Given request: Copy every line of the records below without changing anything.

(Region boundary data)
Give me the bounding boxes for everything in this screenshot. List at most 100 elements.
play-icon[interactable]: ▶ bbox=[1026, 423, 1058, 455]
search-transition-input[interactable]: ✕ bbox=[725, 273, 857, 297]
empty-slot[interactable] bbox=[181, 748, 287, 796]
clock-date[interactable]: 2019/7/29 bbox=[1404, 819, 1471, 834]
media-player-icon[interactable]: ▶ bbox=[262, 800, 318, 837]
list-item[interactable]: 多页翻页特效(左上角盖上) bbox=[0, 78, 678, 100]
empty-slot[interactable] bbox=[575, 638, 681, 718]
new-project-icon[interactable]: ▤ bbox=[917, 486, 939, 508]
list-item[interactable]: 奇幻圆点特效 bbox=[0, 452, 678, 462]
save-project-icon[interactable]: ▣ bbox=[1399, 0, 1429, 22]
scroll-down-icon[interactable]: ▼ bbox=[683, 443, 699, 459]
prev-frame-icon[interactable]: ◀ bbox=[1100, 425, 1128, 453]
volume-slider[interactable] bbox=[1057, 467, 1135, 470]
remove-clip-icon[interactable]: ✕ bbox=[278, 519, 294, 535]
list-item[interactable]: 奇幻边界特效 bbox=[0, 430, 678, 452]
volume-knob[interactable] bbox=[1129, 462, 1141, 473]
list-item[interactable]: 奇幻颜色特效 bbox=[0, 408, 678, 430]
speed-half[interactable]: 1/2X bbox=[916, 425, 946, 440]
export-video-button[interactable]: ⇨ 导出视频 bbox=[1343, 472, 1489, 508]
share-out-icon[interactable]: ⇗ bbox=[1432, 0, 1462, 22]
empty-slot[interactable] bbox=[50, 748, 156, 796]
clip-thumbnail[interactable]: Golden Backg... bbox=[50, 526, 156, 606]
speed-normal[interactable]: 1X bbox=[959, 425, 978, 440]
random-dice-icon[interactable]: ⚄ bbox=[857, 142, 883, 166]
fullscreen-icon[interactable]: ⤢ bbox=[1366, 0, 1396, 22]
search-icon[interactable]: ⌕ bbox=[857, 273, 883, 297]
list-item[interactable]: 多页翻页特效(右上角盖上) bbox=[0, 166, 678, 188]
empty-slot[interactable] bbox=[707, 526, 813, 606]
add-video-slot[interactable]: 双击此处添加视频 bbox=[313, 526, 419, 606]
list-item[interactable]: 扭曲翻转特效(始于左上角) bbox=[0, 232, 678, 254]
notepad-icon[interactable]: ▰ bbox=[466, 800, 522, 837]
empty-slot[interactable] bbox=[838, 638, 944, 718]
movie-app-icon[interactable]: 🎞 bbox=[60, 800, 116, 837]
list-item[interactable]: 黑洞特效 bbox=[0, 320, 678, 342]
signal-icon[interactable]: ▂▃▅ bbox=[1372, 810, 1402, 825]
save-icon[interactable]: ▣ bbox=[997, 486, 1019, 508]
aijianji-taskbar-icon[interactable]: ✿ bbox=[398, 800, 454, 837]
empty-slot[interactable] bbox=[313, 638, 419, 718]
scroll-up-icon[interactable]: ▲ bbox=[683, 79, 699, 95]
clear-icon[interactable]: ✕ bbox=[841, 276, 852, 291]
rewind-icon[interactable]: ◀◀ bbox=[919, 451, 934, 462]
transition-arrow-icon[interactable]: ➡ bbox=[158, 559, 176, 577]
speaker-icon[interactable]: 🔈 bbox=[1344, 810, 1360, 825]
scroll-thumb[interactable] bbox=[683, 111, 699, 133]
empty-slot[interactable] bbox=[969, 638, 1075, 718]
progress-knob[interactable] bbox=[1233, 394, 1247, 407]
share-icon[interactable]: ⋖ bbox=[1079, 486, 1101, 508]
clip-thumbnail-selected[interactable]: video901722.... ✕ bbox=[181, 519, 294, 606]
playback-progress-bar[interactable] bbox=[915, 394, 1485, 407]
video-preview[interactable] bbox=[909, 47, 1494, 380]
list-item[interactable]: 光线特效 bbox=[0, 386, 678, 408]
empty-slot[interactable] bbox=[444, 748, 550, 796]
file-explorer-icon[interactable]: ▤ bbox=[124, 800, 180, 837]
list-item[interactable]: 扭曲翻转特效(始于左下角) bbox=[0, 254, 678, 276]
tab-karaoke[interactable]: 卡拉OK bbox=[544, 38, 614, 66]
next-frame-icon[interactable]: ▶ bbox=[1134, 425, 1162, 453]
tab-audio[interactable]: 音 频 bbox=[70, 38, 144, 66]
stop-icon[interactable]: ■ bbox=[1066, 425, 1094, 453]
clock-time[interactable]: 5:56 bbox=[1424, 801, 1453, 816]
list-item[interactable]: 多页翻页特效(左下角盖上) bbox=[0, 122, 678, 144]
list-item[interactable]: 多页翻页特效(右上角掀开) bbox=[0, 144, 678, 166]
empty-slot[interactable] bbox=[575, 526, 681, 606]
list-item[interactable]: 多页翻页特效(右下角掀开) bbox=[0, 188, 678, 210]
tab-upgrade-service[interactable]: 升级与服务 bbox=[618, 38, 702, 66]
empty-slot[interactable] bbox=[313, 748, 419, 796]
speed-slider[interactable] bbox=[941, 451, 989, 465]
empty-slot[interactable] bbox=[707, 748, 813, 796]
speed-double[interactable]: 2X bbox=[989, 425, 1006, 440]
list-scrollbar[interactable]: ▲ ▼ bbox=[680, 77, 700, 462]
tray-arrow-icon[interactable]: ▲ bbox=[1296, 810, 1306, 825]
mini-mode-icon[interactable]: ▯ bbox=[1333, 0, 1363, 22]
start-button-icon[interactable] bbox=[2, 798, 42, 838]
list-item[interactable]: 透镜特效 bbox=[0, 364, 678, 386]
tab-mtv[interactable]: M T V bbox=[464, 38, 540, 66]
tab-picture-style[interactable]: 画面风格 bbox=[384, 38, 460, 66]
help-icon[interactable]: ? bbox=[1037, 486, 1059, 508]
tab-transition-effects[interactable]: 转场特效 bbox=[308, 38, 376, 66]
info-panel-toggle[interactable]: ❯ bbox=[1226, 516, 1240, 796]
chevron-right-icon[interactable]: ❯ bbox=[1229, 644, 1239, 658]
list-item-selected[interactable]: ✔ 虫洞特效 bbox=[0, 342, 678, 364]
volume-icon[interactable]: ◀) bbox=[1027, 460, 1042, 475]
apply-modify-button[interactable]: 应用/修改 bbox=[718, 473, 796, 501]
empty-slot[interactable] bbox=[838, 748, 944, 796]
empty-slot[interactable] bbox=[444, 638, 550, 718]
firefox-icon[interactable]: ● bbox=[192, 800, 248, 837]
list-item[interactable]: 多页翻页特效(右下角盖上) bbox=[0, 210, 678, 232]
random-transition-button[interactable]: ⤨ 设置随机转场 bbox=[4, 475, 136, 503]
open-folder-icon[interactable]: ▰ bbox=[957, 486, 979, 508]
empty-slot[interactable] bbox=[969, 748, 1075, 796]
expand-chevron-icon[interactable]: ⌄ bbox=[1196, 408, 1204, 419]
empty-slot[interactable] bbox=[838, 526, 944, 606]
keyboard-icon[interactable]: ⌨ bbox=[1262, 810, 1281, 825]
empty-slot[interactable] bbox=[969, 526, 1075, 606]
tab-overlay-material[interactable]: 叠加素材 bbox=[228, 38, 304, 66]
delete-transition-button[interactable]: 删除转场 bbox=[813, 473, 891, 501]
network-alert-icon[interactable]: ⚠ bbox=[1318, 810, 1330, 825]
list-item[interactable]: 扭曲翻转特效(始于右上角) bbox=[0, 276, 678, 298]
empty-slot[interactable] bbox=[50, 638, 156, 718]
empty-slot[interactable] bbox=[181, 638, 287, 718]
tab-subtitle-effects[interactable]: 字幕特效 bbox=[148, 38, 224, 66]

Result:
Give me the bounding boxes for everything in this screenshot. List at most 100 elements.
play-icon[interactable]: ▶ bbox=[1026, 423, 1058, 455]
search-transition-input[interactable]: ✕ bbox=[725, 273, 857, 297]
empty-slot[interactable] bbox=[181, 748, 287, 796]
clock-date[interactable]: 2019/7/29 bbox=[1404, 819, 1471, 834]
media-player-icon[interactable]: ▶ bbox=[262, 800, 318, 837]
list-item[interactable]: 多页翻页特效(左上角盖上) bbox=[0, 78, 678, 100]
empty-slot[interactable] bbox=[575, 638, 681, 718]
new-project-icon[interactable]: ▤ bbox=[917, 486, 939, 508]
list-item[interactable]: 奇幻圆点特效 bbox=[0, 452, 678, 462]
save-project-icon[interactable]: ▣ bbox=[1399, 0, 1429, 22]
scroll-down-icon[interactable]: ▼ bbox=[683, 443, 699, 459]
prev-frame-icon[interactable]: ◀ bbox=[1100, 425, 1128, 453]
volume-slider[interactable] bbox=[1057, 467, 1135, 470]
remove-clip-icon[interactable]: ✕ bbox=[278, 519, 294, 535]
list-item[interactable]: 奇幻边界特效 bbox=[0, 430, 678, 452]
volume-knob[interactable] bbox=[1129, 462, 1141, 473]
list-item[interactable]: 奇幻颜色特效 bbox=[0, 408, 678, 430]
speed-half[interactable]: 1/2X bbox=[916, 425, 946, 440]
export-video-button[interactable]: ⇨ 导出视频 bbox=[1343, 472, 1489, 508]
share-out-icon[interactable]: ⇗ bbox=[1432, 0, 1462, 22]
empty-slot[interactable] bbox=[50, 748, 156, 796]
clip-thumbnail[interactable]: Golden Backg... bbox=[50, 526, 156, 606]
speed-normal[interactable]: 1X bbox=[959, 425, 978, 440]
random-dice-icon[interactable]: ⚄ bbox=[857, 142, 883, 166]
fullscreen-icon[interactable]: ⤢ bbox=[1366, 0, 1396, 22]
search-icon[interactable]: ⌕ bbox=[857, 273, 883, 297]
list-item[interactable]: 多页翻页特效(右上角盖上) bbox=[0, 166, 678, 188]
empty-slot[interactable] bbox=[707, 526, 813, 606]
add-video-slot[interactable]: 双击此处添加视频 bbox=[313, 526, 419, 606]
list-item[interactable]: 扭曲翻转特效(始于左上角) bbox=[0, 232, 678, 254]
notepad-icon[interactable]: ▰ bbox=[466, 800, 522, 837]
empty-slot[interactable] bbox=[838, 638, 944, 718]
movie-app-icon[interactable]: 🎞 bbox=[60, 800, 116, 837]
list-item[interactable]: 黑洞特效 bbox=[0, 320, 678, 342]
signal-icon[interactable]: ▂▃▅ bbox=[1372, 810, 1402, 825]
save-icon[interactable]: ▣ bbox=[997, 486, 1019, 508]
aijianji-taskbar-icon[interactable]: ✿ bbox=[398, 800, 454, 837]
empty-slot[interactable] bbox=[313, 638, 419, 718]
scroll-up-icon[interactable]: ▲ bbox=[683, 79, 699, 95]
clear-icon[interactable]: ✕ bbox=[841, 276, 852, 291]
rewind-icon[interactable]: ◀◀ bbox=[919, 451, 934, 462]
transition-arrow-icon[interactable]: ➡ bbox=[158, 559, 176, 577]
speaker-icon[interactable]: 🔈 bbox=[1344, 810, 1360, 825]
scroll-thumb[interactable] bbox=[683, 111, 699, 133]
empty-slot[interactable] bbox=[969, 638, 1075, 718]
progress-knob[interactable] bbox=[1233, 394, 1247, 407]
share-icon[interactable]: ⋖ bbox=[1079, 486, 1101, 508]
clip-thumbnail-selected[interactable]: video901722.... ✕ bbox=[181, 519, 294, 606]
playback-progress-bar[interactable] bbox=[915, 394, 1485, 407]
video-preview[interactable] bbox=[909, 47, 1494, 380]
list-item[interactable]: 光线特效 bbox=[0, 386, 678, 408]
empty-slot[interactable] bbox=[444, 748, 550, 796]
file-explorer-icon[interactable]: ▤ bbox=[124, 800, 180, 837]
list-item[interactable]: 扭曲翻转特效(始于左下角) bbox=[0, 254, 678, 276]
tab-karaoke[interactable]: 卡拉OK bbox=[544, 38, 614, 66]
next-frame-icon[interactable]: ▶ bbox=[1134, 425, 1162, 453]
tab-audio[interactable]: 音 频 bbox=[70, 38, 144, 66]
stop-icon[interactable]: ■ bbox=[1066, 425, 1094, 453]
clock-time[interactable]: 5:56 bbox=[1424, 801, 1453, 816]
list-item[interactable]: 多页翻页特效(左下角盖上) bbox=[0, 122, 678, 144]
list-item[interactable]: 多页翻页特效(右上角掀开) bbox=[0, 144, 678, 166]
empty-slot[interactable] bbox=[575, 526, 681, 606]
list-item[interactable]: 多页翻页特效(右下角掀开) bbox=[0, 188, 678, 210]
tab-upgrade-service[interactable]: 升级与服务 bbox=[618, 38, 702, 66]
empty-slot[interactable] bbox=[313, 748, 419, 796]
speed-slider[interactable] bbox=[941, 451, 989, 465]
empty-slot[interactable] bbox=[707, 748, 813, 796]
speed-double[interactable]: 2X bbox=[989, 425, 1006, 440]
list-scrollbar[interactable]: ▲ ▼ bbox=[680, 77, 700, 462]
tray-arrow-icon[interactable]: ▲ bbox=[1296, 810, 1306, 825]
mini-mode-icon[interactable]: ▯ bbox=[1333, 0, 1363, 22]
start-button-icon[interactable] bbox=[2, 798, 42, 838]
list-item[interactable]: 透镜特效 bbox=[0, 364, 678, 386]
tab-mtv[interactable]: M T V bbox=[464, 38, 540, 66]
tab-picture-style[interactable]: 画面风格 bbox=[384, 38, 460, 66]
help-icon[interactable]: ? bbox=[1037, 486, 1059, 508]
tab-transition-effects[interactable]: 转场特效 bbox=[308, 38, 376, 66]
info-panel-toggle[interactable]: ❯ bbox=[1226, 516, 1240, 796]
chevron-right-icon[interactable]: ❯ bbox=[1229, 644, 1239, 658]
list-item-selected[interactable]: ✔ 虫洞特效 bbox=[0, 342, 678, 364]
volume-icon[interactable]: ◀) bbox=[1027, 460, 1042, 475]
apply-modify-button[interactable]: 应用/修改 bbox=[718, 473, 796, 501]
empty-slot[interactable] bbox=[838, 748, 944, 796]
empty-slot[interactable] bbox=[444, 638, 550, 718]
firefox-icon[interactable]: ● bbox=[192, 800, 248, 837]
list-item[interactable]: 多页翻页特效(右下角盖上) bbox=[0, 210, 678, 232]
random-transition-button[interactable]: ⤨ 设置随机转场 bbox=[4, 475, 136, 503]
open-folder-icon[interactable]: ▰ bbox=[957, 486, 979, 508]
empty-slot[interactable] bbox=[969, 748, 1075, 796]
expand-chevron-icon[interactable]: ⌄ bbox=[1196, 408, 1204, 419]
empty-slot[interactable] bbox=[838, 526, 944, 606]
keyboard-icon[interactable]: ⌨ bbox=[1262, 810, 1281, 825]
empty-slot[interactable] bbox=[969, 526, 1075, 606]
tab-overlay-material[interactable]: 叠加素材 bbox=[228, 38, 304, 66]
delete-transition-button[interactable]: 删除转场 bbox=[813, 473, 891, 501]
network-alert-icon[interactable]: ⚠ bbox=[1318, 810, 1330, 825]
list-item[interactable]: 扭曲翻转特效(始于右上角) bbox=[0, 276, 678, 298]
empty-slot[interactable] bbox=[50, 638, 156, 718]
empty-slot[interactable] bbox=[181, 638, 287, 718]
tab-subtitle-effects[interactable]: 字幕特效 bbox=[148, 38, 224, 66]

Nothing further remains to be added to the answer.